# [Objective]
Check each line of the material below for "خیار", then copy the ones that contain it.

━━ Exercise input ━━

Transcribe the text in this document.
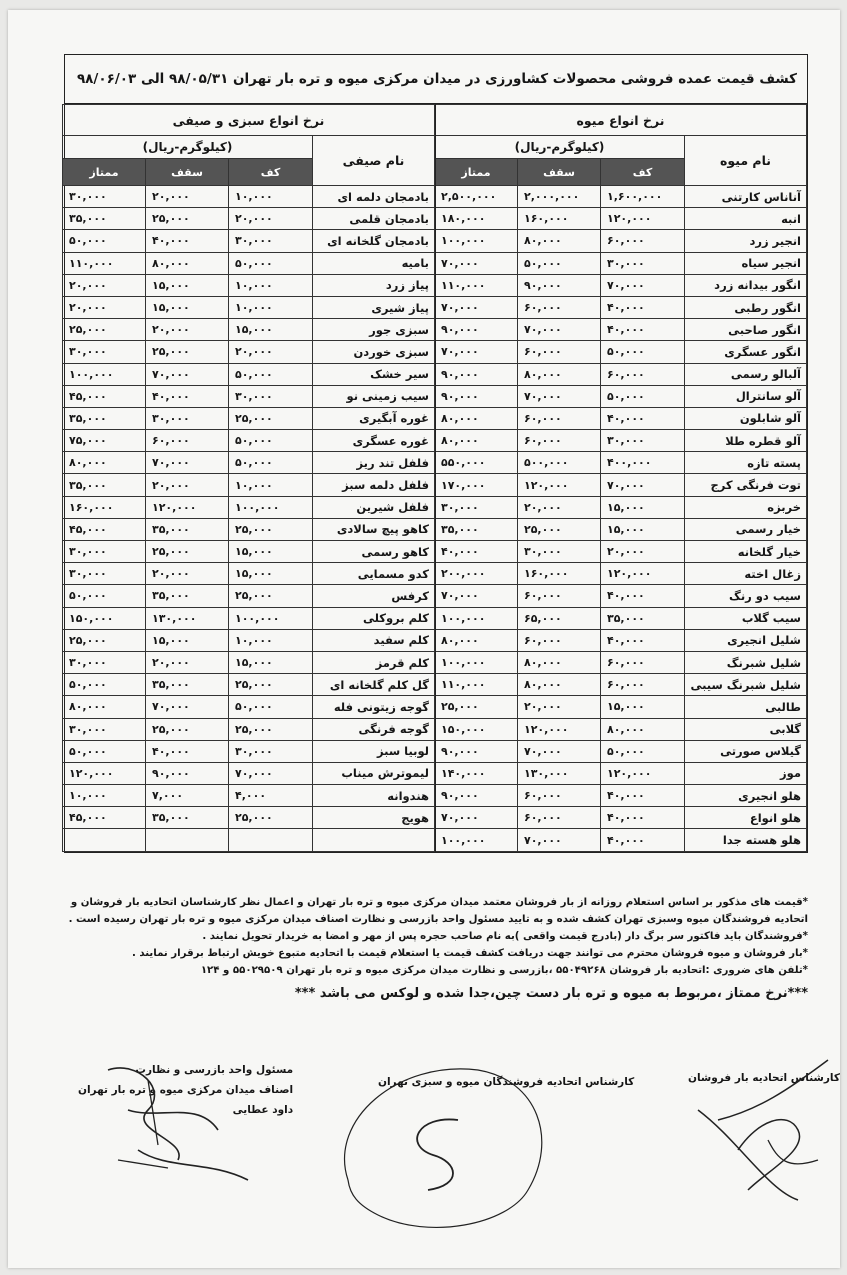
کشف قیمت عمده فروشی محصولات کشاورزی در میدان مرکزی میوه و تره بار تهران ۹۸/۰۵/۳۱ الی ۹۸/۰۶/۰۳
نرخ انواع میوه			
نام میوه	(کیلوگرم-ریال)		
	کف	سقف	ممتاز
آناناس کارتنی	۱,۶۰۰,۰۰۰	۲,۰۰۰,۰۰۰	۲,۵۰۰,۰۰۰
انبه	۱۲۰,۰۰۰	۱۶۰,۰۰۰	۱۸۰,۰۰۰
انجیر زرد	۶۰,۰۰۰	۸۰,۰۰۰	۱۰۰,۰۰۰
انجیر سیاه	۳۰,۰۰۰	۵۰,۰۰۰	۷۰,۰۰۰
انگور بیدانه زرد	۷۰,۰۰۰	۹۰,۰۰۰	۱۱۰,۰۰۰
انگور رطبی	۴۰,۰۰۰	۶۰,۰۰۰	۷۰,۰۰۰
انگور صاحبی	۴۰,۰۰۰	۷۰,۰۰۰	۹۰,۰۰۰
انگور عسگری	۵۰,۰۰۰	۶۰,۰۰۰	۷۰,۰۰۰
آلبالو رسمی	۶۰,۰۰۰	۸۰,۰۰۰	۹۰,۰۰۰
آلو سانترال	۵۰,۰۰۰	۷۰,۰۰۰	۹۰,۰۰۰
آلو شابلون	۴۰,۰۰۰	۶۰,۰۰۰	۸۰,۰۰۰
آلو قطره طلا	۳۰,۰۰۰	۶۰,۰۰۰	۸۰,۰۰۰
پسته تازه	۴۰۰,۰۰۰	۵۰۰,۰۰۰	۵۵۰,۰۰۰
توت فرنگی کرج	۷۰,۰۰۰	۱۲۰,۰۰۰	۱۷۰,۰۰۰
خربزه	۱۵,۰۰۰	۲۰,۰۰۰	۳۰,۰۰۰
خیار رسمی	۱۵,۰۰۰	۲۵,۰۰۰	۳۵,۰۰۰
خیار گلخانه	۲۰,۰۰۰	۳۰,۰۰۰	۴۰,۰۰۰
زغال اخته	۱۲۰,۰۰۰	۱۶۰,۰۰۰	۲۰۰,۰۰۰
سیب دو رنگ	۴۰,۰۰۰	۶۰,۰۰۰	۷۰,۰۰۰
سیب گلاب	۳۵,۰۰۰	۶۵,۰۰۰	۱۰۰,۰۰۰
شلیل انجیری	۴۰,۰۰۰	۶۰,۰۰۰	۸۰,۰۰۰
شلیل شبرنگ	۶۰,۰۰۰	۸۰,۰۰۰	۱۰۰,۰۰۰
شلیل شبرنگ سیبی	۶۰,۰۰۰	۸۰,۰۰۰	۱۱۰,۰۰۰
طالبی	۱۵,۰۰۰	۲۰,۰۰۰	۲۵,۰۰۰
گلابی	۸۰,۰۰۰	۱۲۰,۰۰۰	۱۵۰,۰۰۰
گیلاس صورتی	۵۰,۰۰۰	۷۰,۰۰۰	۹۰,۰۰۰
موز	۱۲۰,۰۰۰	۱۳۰,۰۰۰	۱۴۰,۰۰۰
هلو انجیری	۴۰,۰۰۰	۶۰,۰۰۰	۹۰,۰۰۰
هلو انواع	۴۰,۰۰۰	۶۰,۰۰۰	۷۰,۰۰۰
هلو هسته جدا	۴۰,۰۰۰	۷۰,۰۰۰	۱۰۰,۰۰۰
نرخ انواع سبزی و صیفی			
نام صیفی	(کیلوگرم-ریال)		
	کف	سقف	ممتاز
بادمجان دلمه ای	۱۰,۰۰۰	۲۰,۰۰۰	۳۰,۰۰۰
بادمجان قلمی	۲۰,۰۰۰	۲۵,۰۰۰	۳۵,۰۰۰
بادمجان گلخانه ای	۳۰,۰۰۰	۴۰,۰۰۰	۵۰,۰۰۰
بامیه	۵۰,۰۰۰	۸۰,۰۰۰	۱۱۰,۰۰۰
پیاز زرد	۱۰,۰۰۰	۱۵,۰۰۰	۲۰,۰۰۰
پیاز شیری	۱۰,۰۰۰	۱۵,۰۰۰	۲۰,۰۰۰
سبزی جور	۱۵,۰۰۰	۲۰,۰۰۰	۲۵,۰۰۰
سبزی خوردن	۲۰,۰۰۰	۲۵,۰۰۰	۳۰,۰۰۰
سیر خشک	۵۰,۰۰۰	۷۰,۰۰۰	۱۰۰,۰۰۰
سیب زمینی نو	۳۰,۰۰۰	۴۰,۰۰۰	۴۵,۰۰۰
غوره آبگیری	۲۵,۰۰۰	۳۰,۰۰۰	۳۵,۰۰۰
غوره عسگری	۵۰,۰۰۰	۶۰,۰۰۰	۷۵,۰۰۰
فلفل تند ریز	۵۰,۰۰۰	۷۰,۰۰۰	۸۰,۰۰۰
فلفل دلمه سبز	۱۰,۰۰۰	۲۰,۰۰۰	۳۵,۰۰۰
فلفل شیرین	۱۰۰,۰۰۰	۱۲۰,۰۰۰	۱۶۰,۰۰۰
کاهو پیچ سالادی	۲۵,۰۰۰	۳۵,۰۰۰	۴۵,۰۰۰
کاهو رسمی	۱۵,۰۰۰	۲۵,۰۰۰	۳۰,۰۰۰
کدو مسمایی	۱۵,۰۰۰	۲۰,۰۰۰	۳۰,۰۰۰
کرفس	۲۵,۰۰۰	۳۵,۰۰۰	۵۰,۰۰۰
کلم بروکلی	۱۰۰,۰۰۰	۱۳۰,۰۰۰	۱۵۰,۰۰۰
کلم سفید	۱۰,۰۰۰	۱۵,۰۰۰	۲۵,۰۰۰
کلم قرمز	۱۵,۰۰۰	۲۰,۰۰۰	۳۰,۰۰۰
گل کلم گلخانه ای	۲۵,۰۰۰	۳۵,۰۰۰	۵۰,۰۰۰
گوجه زیتونی فله	۵۰,۰۰۰	۷۰,۰۰۰	۸۰,۰۰۰
گوجه فرنگی	۲۵,۰۰۰	۲۵,۰۰۰	۳۰,۰۰۰
لوبیا سبز	۳۰,۰۰۰	۴۰,۰۰۰	۵۰,۰۰۰
لیموترش میناب	۷۰,۰۰۰	۹۰,۰۰۰	۱۲۰,۰۰۰
هندوانه	۴,۰۰۰	۷,۰۰۰	۱۰,۰۰۰
هویج	۲۵,۰۰۰	۳۵,۰۰۰	۴۵,۰۰۰

*قیمت های مذکور بر اساس استعلام روزانه از بار فروشان معتمد میدان مرکزی میوه و تره بار تهران و اعمال نظر کارشناسان اتحادیه بار فروشان و

اتحادیه فروشندگان میوه وسبزی تهران کشف شده و به تایید مسئول واحد بازرسی و نظارت اصناف میدان مرکزی میوه و تره بار تهران رسیده است .

*فروشندگان باید فاکتور سر برگ دار (بادرج قیمت واقعی )به نام صاحب حجره پس از مهر و امضا به خریدار تحویل نمایند .

*بار فروشان و میوه فروشان محترم می توانند جهت دریافت کشف قیمت یا استعلام قیمت با اتحادیه متبوع خویش ارتباط برقرار نمایند .

*تلفن های ضروری :اتحادیه بار فروشان ۵۵۰۴۹۲۶۸ ،بازرسی و نظارت میدان مرکزی میوه و تره بار تهران ۵۵۰۲۹۵۰۹ و ۱۲۴

***نرخ ممتاز ،مربوط به میوه و تره بار دست چین،جدا شده و لوکس می باشد ***

مسئول واحد بازرسی و نظارت
اصناف میدان مرکزی میوه و تره بار تهران
داود عطایی
کارشناس اتحادیه فروشندگان میوه و سبزی تهران	کارشناس اتحادیه بار فروشان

━━━

# [Solution]
خیار رسمی	۱۵,۰۰۰	۲۵,۰۰۰	۳۵,۰۰۰
خیار گلخانه	۲۰,۰۰۰	۳۰,۰۰۰	۴۰,۰۰۰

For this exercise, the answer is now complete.